— Written problem —
Write every line of the material out exactly as shown.

— Supplied data —
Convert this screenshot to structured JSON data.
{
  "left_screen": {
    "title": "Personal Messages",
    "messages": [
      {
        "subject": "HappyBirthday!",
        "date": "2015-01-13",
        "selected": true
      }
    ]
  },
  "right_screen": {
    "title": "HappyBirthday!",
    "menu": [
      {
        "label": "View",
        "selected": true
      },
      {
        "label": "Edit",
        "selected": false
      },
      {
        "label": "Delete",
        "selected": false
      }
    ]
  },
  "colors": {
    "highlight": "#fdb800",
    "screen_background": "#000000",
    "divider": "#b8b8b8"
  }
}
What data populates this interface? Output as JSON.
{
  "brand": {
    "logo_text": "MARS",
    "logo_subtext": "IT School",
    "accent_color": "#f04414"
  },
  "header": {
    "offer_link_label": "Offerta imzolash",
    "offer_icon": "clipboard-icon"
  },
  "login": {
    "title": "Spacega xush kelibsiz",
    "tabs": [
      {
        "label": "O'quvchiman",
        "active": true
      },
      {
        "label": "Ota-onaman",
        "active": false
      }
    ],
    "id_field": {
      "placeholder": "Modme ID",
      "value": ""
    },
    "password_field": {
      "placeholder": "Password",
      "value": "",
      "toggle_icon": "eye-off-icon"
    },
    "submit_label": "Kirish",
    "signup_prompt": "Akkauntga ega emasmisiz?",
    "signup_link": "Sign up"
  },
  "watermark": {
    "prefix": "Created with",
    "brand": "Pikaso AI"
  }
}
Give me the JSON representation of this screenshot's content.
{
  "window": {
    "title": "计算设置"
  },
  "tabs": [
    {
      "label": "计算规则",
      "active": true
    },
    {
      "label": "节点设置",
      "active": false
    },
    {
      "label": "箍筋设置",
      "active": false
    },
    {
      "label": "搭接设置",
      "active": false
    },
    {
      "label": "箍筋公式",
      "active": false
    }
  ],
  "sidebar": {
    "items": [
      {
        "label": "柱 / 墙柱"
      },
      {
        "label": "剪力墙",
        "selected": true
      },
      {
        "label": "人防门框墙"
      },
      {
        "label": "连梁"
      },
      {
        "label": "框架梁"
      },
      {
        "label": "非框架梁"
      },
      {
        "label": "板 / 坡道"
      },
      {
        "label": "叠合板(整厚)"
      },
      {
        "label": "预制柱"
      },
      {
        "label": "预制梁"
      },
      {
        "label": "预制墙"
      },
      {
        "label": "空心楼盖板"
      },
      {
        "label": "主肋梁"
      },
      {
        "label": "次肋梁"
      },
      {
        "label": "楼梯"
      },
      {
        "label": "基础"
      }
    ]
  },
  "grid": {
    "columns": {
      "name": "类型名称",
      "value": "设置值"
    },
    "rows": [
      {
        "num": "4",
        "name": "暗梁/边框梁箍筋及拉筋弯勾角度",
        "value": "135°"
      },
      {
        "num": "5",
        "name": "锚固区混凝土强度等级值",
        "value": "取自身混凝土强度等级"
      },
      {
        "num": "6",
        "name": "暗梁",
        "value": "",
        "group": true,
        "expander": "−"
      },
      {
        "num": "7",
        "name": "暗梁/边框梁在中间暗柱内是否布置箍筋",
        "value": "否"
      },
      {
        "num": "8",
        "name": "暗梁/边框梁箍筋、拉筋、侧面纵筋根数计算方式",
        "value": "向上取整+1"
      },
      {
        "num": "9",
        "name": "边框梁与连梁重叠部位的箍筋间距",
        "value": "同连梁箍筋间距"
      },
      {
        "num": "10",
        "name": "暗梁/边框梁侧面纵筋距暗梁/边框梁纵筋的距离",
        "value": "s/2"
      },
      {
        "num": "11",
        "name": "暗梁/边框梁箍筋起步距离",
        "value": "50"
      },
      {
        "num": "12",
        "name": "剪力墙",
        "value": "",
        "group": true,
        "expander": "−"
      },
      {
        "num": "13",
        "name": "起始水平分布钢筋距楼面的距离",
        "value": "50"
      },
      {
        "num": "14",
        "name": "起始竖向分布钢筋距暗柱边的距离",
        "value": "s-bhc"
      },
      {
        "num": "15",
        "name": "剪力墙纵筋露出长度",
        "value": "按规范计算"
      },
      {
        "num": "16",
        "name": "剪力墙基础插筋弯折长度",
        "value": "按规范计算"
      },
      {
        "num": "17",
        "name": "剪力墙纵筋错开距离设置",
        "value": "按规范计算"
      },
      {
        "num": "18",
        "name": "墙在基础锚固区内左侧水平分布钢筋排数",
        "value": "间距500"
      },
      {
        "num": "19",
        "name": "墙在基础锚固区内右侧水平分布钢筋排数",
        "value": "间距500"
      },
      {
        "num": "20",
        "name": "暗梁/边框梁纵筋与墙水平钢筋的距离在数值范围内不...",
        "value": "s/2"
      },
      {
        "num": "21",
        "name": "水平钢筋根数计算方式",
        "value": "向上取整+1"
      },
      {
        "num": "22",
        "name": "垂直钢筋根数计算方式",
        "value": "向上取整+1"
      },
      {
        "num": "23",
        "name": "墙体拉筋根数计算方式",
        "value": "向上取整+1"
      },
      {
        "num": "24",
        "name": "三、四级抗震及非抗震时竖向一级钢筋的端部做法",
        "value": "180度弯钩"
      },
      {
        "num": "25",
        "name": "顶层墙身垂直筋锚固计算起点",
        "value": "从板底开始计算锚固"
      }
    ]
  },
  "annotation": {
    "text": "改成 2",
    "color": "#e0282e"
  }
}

— Reply —
Convert this screenshot to structured JSON data.
{
  "left_screen": {
    "title": "Personal Messages",
    "messages": [
      {
        "subject": "HappyBirthday!",
        "date": "2015-01-13",
        "selected": true
      }
    ]
  },
  "right_screen": {
    "title": "HappyBirthday!",
    "menu": [
      {
        "label": "View",
        "selected": true
      },
      {
        "label": "Edit",
        "selected": false
      },
      {
        "label": "Delete",
        "selected": false
      }
    ]
  },
  "colors": {
    "highlight": "#fdb800",
    "screen_background": "#000000",
    "divider": "#b8b8b8"
  }
}
What data populates this interface? Output as JSON.
{
  "brand": {
    "logo_text": "MARS",
    "logo_subtext": "IT School",
    "accent_color": "#f04414"
  },
  "header": {
    "offer_link_label": "Offerta imzolash",
    "offer_icon": "clipboard-icon"
  },
  "login": {
    "title": "Spacega xush kelibsiz",
    "tabs": [
      {
        "label": "O'quvchiman",
        "active": true
      },
      {
        "label": "Ota-onaman",
        "active": false
      }
    ],
    "id_field": {
      "placeholder": "Modme ID",
      "value": ""
    },
    "password_field": {
      "placeholder": "Password",
      "value": "",
      "toggle_icon": "eye-off-icon"
    },
    "submit_label": "Kirish",
    "signup_prompt": "Akkauntga ega emasmisiz?",
    "signup_link": "Sign up"
  },
  "watermark": {
    "prefix": "Created with",
    "brand": "Pikaso AI"
  }
}
Give me the JSON representation of this screenshot's content.
{
  "window": {
    "title": "计算设置"
  },
  "tabs": [
    {
      "label": "计算规则",
      "active": true
    },
    {
      "label": "节点设置",
      "active": false
    },
    {
      "label": "箍筋设置",
      "active": false
    },
    {
      "label": "搭接设置",
      "active": false
    },
    {
      "label": "箍筋公式",
      "active": false
    }
  ],
  "sidebar": {
    "items": [
      {
        "label": "柱 / 墙柱"
      },
      {
        "label": "剪力墙",
        "selected": true
      },
      {
        "label": "人防门框墙"
      },
      {
        "label": "连梁"
      },
      {
        "label": "框架梁"
      },
      {
        "label": "非框架梁"
      },
      {
        "label": "板 / 坡道"
      },
      {
        "label": "叠合板(整厚)"
      },
      {
        "label": "预制柱"
      },
      {
        "label": "预制梁"
      },
      {
        "label": "预制墙"
      },
      {
        "label": "空心楼盖板"
      },
      {
        "label": "主肋梁"
      },
      {
        "label": "次肋梁"
      },
      {
        "label": "楼梯"
      },
      {
        "label": "基础"
      }
    ]
  },
  "grid": {
    "columns": {
      "name": "类型名称",
      "value": "设置值"
    },
    "rows": [
      {
        "num": "4",
        "name": "暗梁/边框梁箍筋及拉筋弯勾角度",
        "value": "135°"
      },
      {
        "num": "5",
        "name": "锚固区混凝土强度等级值",
        "value": "取自身混凝土强度等级"
      },
      {
        "num": "6",
        "name": "暗梁",
        "value": "",
        "group": true,
        "expander": "−"
      },
      {
        "num": "7",
        "name": "暗梁/边框梁在中间暗柱内是否布置箍筋",
        "value": "否"
      },
      {
        "num": "8",
        "name": "暗梁/边框梁箍筋、拉筋、侧面纵筋根数计算方式",
        "value": "向上取整+1"
      },
      {
        "num": "9",
        "name": "边框梁与连梁重叠部位的箍筋间距",
        "value": "同连梁箍筋间距"
      },
      {
        "num": "10",
        "name": "暗梁/边框梁侧面纵筋距暗梁/边框梁纵筋的距离",
        "value": "s/2"
      },
      {
        "num": "11",
        "name": "暗梁/边框梁箍筋起步距离",
        "value": "50"
      },
      {
        "num": "12",
        "name": "剪力墙",
        "value": "",
        "group": true,
        "expander": "−"
      },
      {
        "num": "13",
        "name": "起始水平分布钢筋距楼面的距离",
        "value": "50"
      },
      {
        "num": "14",
        "name": "起始竖向分布钢筋距暗柱边的距离",
        "value": "s-bhc"
      },
      {
        "num": "15",
        "name": "剪力墙纵筋露出长度",
        "value": "按规范计算"
      },
      {
        "num": "16",
        "name": "剪力墙基础插筋弯折长度",
        "value": "按规范计算"
      },
      {
        "num": "17",
        "name": "剪力墙纵筋错开距离设置",
        "value": "按规范计算"
      },
      {
        "num": "18",
        "name": "墙在基础锚固区内左侧水平分布钢筋排数",
        "value": "间距500"
      },
      {
        "num": "19",
        "name": "墙在基础锚固区内右侧水平分布钢筋排数",
        "value": "间距500"
      },
      {
        "num": "20",
        "name": "暗梁/边框梁纵筋与墙水平钢筋的距离在数值范围内不...",
        "value": "s/2"
      },
      {
        "num": "21",
        "name": "水平钢筋根数计算方式",
        "value": "向上取整+1"
      },
      {
        "num": "22",
        "name": "垂直钢筋根数计算方式",
        "value": "向上取整+1"
      },
      {
        "num": "23",
        "name": "墙体拉筋根数计算方式",
        "value": "向上取整+1"
      },
      {
        "num": "24",
        "name": "三、四级抗震及非抗震时竖向一级钢筋的端部做法",
        "value": "180度弯钩"
      },
      {
        "num": "25",
        "name": "顶层墙身垂直筋锚固计算起点",
        "value": "从板底开始计算锚固"
      }
    ]
  },
  "annotation": {
    "text": "改成 2",
    "color": "#e0282e"
  }
}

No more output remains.